■ Written instruction ■
What number of lines in the material contain the word "ylabel"? Give that number alone.

■ Data to process ■
━━━━━━━━━━━━━━━━━━━━━━━━━━━━━━

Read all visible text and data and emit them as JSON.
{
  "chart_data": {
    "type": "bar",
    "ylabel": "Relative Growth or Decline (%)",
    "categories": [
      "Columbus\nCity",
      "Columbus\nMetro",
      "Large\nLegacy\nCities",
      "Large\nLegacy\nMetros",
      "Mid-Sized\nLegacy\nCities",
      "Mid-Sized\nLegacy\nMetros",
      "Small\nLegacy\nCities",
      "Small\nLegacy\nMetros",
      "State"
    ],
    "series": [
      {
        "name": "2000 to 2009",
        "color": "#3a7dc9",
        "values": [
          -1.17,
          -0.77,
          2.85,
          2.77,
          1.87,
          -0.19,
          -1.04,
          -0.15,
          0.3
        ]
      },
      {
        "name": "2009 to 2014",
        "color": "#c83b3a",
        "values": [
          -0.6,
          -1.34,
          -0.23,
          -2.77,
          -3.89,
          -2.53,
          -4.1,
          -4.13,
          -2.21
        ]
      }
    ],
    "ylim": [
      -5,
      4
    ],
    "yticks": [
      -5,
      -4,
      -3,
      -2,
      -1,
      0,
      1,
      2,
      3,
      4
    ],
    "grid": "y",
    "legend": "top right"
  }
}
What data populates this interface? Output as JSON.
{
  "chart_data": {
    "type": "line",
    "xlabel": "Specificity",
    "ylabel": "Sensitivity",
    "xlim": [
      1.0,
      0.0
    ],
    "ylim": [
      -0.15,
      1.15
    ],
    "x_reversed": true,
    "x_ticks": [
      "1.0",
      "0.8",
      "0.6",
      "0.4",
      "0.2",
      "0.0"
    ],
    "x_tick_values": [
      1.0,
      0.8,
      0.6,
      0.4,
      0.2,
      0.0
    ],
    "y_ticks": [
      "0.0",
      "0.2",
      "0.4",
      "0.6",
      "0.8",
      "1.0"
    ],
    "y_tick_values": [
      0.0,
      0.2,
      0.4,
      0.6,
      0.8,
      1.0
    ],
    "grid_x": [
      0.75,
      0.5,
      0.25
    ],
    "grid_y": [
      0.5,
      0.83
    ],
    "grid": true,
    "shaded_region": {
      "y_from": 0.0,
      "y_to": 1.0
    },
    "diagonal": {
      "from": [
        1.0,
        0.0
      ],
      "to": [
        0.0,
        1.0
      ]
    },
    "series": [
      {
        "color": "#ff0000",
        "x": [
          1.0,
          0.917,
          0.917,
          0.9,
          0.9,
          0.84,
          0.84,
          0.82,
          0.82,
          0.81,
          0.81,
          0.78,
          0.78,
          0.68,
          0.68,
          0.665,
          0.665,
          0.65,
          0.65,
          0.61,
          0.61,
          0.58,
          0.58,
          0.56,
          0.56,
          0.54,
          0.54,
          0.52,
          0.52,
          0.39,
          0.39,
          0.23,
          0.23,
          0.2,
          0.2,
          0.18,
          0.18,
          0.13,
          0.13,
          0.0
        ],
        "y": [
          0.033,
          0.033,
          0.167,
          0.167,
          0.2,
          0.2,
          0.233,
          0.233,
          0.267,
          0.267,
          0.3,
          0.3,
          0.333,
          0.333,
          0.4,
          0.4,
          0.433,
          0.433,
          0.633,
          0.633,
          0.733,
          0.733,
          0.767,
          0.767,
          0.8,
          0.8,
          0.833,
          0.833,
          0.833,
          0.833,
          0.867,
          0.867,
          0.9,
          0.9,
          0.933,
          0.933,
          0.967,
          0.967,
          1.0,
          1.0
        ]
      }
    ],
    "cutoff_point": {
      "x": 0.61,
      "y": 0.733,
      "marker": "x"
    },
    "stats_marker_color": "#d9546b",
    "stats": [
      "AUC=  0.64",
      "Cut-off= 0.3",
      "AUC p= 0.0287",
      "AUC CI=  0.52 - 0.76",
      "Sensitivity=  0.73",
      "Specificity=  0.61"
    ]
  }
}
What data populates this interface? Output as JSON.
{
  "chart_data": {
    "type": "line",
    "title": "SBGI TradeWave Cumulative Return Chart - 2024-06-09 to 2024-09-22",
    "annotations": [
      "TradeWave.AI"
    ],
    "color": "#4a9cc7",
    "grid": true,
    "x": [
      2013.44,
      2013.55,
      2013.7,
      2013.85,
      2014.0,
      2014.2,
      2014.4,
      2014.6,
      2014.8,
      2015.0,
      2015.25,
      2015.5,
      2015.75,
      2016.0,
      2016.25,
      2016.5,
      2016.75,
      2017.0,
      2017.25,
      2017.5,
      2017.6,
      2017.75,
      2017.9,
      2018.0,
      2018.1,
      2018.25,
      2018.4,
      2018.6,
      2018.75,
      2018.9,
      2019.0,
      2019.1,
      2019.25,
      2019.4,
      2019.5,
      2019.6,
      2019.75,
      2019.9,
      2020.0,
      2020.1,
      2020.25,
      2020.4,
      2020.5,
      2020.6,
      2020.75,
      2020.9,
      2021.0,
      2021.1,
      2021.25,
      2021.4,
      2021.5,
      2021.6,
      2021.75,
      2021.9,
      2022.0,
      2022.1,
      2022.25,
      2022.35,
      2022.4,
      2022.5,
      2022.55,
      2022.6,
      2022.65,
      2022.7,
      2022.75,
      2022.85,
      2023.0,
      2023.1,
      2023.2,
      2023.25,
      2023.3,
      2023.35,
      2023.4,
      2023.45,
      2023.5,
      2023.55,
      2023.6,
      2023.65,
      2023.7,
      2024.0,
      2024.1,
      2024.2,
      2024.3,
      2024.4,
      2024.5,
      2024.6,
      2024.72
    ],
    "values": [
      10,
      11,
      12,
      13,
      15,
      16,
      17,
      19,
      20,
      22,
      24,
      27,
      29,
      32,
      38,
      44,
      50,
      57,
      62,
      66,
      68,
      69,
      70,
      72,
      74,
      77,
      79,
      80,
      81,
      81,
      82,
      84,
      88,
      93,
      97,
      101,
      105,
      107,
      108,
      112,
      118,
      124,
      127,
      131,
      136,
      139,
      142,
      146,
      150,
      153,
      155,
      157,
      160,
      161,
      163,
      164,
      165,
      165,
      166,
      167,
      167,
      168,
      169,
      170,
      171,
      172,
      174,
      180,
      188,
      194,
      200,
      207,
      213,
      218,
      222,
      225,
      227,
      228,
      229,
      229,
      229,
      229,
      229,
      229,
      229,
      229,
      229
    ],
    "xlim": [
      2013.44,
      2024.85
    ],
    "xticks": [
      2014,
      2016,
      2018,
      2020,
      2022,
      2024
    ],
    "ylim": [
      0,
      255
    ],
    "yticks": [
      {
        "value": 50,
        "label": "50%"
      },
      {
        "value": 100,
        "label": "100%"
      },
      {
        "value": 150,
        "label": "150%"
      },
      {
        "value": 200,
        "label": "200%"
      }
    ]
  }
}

━━━━━━━━━━━━━━━━━━━━━━━━━━━━━━

■ Answer below ■
2